• Problem details
Locate each line below that includes "true" and reproduce it.

• Given records
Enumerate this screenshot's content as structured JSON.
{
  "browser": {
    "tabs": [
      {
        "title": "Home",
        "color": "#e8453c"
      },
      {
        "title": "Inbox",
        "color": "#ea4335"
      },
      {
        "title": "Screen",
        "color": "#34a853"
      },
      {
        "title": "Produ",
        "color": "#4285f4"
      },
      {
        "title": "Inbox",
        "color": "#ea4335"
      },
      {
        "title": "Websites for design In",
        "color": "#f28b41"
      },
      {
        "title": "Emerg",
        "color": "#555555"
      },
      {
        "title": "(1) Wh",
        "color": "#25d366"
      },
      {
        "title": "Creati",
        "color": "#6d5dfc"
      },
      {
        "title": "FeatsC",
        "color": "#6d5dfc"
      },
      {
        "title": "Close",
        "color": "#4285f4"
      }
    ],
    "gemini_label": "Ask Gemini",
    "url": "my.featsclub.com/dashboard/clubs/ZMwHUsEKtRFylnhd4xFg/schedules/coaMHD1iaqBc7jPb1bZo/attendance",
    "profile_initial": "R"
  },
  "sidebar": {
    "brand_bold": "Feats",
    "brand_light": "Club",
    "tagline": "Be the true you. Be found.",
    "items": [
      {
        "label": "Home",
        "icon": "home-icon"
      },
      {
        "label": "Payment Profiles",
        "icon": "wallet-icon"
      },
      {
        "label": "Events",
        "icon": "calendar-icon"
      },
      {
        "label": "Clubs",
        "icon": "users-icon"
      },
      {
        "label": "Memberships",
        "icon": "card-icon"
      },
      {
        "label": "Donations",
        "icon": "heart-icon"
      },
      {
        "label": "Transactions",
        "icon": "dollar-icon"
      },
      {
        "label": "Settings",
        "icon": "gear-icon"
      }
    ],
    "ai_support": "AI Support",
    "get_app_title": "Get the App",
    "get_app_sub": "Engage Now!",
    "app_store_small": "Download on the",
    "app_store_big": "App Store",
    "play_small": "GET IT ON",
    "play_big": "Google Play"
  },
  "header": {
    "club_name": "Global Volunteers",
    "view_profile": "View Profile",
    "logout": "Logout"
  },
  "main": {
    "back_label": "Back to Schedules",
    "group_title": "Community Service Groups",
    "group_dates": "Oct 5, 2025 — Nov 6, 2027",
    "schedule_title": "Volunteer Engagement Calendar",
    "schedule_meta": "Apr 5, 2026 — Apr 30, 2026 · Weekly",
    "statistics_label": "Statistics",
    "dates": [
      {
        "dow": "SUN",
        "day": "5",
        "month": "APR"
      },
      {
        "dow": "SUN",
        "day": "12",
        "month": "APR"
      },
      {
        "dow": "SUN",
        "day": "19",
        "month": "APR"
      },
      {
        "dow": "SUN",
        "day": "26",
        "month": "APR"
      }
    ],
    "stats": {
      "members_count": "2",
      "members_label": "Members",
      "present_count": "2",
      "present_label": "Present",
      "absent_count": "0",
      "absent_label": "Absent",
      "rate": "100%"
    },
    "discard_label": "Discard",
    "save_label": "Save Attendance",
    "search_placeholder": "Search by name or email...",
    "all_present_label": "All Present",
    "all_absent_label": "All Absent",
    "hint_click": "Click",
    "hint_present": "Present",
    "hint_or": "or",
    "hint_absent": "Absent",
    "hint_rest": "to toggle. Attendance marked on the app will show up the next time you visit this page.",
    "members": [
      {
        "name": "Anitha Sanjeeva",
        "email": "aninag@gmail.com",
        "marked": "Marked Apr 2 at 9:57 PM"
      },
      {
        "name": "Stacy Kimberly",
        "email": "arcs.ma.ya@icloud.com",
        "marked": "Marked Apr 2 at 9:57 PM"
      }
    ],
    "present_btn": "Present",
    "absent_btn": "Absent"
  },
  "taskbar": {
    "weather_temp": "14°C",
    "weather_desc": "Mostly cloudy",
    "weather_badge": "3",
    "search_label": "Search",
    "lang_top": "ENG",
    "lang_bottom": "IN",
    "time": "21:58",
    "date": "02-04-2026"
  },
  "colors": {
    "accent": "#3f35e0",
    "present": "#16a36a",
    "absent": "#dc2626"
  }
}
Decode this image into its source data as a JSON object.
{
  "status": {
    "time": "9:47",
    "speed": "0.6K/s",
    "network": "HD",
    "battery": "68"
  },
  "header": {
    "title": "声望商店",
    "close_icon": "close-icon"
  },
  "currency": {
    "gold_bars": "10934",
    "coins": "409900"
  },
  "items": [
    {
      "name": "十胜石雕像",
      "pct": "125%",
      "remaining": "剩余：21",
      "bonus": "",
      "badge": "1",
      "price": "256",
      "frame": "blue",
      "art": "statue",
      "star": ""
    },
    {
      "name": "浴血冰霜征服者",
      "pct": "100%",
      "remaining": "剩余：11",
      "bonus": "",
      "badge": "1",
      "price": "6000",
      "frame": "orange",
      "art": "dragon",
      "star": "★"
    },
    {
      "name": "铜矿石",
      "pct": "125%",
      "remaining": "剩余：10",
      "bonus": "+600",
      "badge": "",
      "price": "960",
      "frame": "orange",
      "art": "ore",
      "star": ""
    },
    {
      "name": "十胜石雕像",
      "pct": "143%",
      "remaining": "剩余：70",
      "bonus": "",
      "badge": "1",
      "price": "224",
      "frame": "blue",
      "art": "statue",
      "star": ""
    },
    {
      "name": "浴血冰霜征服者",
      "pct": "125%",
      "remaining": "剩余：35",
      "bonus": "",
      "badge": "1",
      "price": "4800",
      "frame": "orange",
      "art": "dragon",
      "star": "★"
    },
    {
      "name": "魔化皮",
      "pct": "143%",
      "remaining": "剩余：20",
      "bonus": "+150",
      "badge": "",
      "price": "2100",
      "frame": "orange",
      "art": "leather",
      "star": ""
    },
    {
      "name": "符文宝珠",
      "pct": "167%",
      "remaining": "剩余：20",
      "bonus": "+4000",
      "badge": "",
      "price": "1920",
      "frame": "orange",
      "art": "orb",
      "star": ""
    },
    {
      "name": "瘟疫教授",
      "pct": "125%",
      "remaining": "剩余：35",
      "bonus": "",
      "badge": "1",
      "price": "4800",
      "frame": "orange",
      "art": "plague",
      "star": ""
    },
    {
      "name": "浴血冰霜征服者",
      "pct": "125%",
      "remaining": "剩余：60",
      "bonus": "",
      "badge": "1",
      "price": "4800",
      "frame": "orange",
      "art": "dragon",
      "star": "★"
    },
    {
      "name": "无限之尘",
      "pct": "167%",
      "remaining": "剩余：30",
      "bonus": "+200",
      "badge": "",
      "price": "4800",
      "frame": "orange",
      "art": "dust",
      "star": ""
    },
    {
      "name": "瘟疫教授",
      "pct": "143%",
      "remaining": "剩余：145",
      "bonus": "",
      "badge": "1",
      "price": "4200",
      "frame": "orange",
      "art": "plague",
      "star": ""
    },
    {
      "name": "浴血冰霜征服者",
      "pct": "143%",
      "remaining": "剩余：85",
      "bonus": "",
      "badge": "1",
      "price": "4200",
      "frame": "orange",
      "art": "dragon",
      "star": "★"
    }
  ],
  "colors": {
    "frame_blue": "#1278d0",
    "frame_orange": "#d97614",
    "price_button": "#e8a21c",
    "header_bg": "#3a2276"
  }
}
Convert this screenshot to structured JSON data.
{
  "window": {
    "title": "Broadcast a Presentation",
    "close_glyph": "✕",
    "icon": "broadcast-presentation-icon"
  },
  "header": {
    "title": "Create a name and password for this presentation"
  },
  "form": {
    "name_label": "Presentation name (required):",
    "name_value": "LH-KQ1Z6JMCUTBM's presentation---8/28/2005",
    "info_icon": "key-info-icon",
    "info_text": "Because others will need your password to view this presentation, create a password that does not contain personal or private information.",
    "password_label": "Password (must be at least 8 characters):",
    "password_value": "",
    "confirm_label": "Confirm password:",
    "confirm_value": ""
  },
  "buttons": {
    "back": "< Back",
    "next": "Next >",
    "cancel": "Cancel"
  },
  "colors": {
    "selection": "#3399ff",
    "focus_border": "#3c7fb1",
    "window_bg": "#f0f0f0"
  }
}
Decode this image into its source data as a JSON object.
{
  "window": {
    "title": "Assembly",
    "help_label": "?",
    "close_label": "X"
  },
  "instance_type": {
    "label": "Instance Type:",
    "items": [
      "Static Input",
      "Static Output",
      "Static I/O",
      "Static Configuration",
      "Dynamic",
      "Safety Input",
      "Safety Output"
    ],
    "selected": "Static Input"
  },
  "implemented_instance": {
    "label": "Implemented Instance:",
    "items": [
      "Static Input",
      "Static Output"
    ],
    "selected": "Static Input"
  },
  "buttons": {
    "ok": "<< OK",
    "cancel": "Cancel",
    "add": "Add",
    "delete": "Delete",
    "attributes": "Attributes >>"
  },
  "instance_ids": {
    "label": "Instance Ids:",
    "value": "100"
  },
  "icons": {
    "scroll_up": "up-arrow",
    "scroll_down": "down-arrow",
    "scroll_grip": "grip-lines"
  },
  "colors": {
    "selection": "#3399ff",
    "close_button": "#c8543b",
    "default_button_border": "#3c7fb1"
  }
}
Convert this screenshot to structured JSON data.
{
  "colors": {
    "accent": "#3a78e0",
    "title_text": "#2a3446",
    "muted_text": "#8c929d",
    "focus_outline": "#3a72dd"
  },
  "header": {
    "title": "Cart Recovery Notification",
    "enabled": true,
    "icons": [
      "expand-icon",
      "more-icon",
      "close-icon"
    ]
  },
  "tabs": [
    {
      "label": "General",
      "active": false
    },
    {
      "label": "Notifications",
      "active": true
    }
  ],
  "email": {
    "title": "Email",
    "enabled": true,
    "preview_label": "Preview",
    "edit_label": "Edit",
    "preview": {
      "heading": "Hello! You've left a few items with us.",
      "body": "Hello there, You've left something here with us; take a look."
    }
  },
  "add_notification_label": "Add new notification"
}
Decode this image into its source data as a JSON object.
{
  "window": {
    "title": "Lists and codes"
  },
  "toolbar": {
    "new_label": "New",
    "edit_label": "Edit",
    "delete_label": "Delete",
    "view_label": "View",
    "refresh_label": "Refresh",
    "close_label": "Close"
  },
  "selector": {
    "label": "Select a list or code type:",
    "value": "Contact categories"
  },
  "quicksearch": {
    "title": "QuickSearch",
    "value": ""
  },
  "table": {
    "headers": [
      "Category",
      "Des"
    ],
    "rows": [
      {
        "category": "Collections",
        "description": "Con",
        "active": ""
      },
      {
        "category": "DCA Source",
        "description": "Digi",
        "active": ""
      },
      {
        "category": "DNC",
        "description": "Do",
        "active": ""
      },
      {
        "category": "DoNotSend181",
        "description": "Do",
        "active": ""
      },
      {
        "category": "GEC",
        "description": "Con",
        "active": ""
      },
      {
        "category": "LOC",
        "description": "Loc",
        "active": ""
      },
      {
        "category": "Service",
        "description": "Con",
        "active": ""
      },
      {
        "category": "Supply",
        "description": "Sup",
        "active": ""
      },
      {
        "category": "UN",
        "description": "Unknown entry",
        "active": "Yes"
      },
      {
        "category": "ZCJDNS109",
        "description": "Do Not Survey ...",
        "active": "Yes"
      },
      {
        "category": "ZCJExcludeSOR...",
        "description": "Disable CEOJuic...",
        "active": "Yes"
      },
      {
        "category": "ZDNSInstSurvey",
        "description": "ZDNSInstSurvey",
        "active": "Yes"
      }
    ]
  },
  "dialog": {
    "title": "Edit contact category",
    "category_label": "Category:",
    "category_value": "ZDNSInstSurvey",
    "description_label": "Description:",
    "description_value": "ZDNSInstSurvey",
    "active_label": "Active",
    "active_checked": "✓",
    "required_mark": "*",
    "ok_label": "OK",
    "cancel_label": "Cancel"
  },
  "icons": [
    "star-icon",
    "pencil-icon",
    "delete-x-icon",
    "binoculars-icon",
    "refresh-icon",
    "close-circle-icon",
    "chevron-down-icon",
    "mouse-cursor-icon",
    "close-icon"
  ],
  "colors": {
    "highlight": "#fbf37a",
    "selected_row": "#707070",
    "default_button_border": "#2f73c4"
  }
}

• Result for this task
    "tagline": "Be the true you. Be found.",
    "enabled": true,
      "active": true
    "enabled": true,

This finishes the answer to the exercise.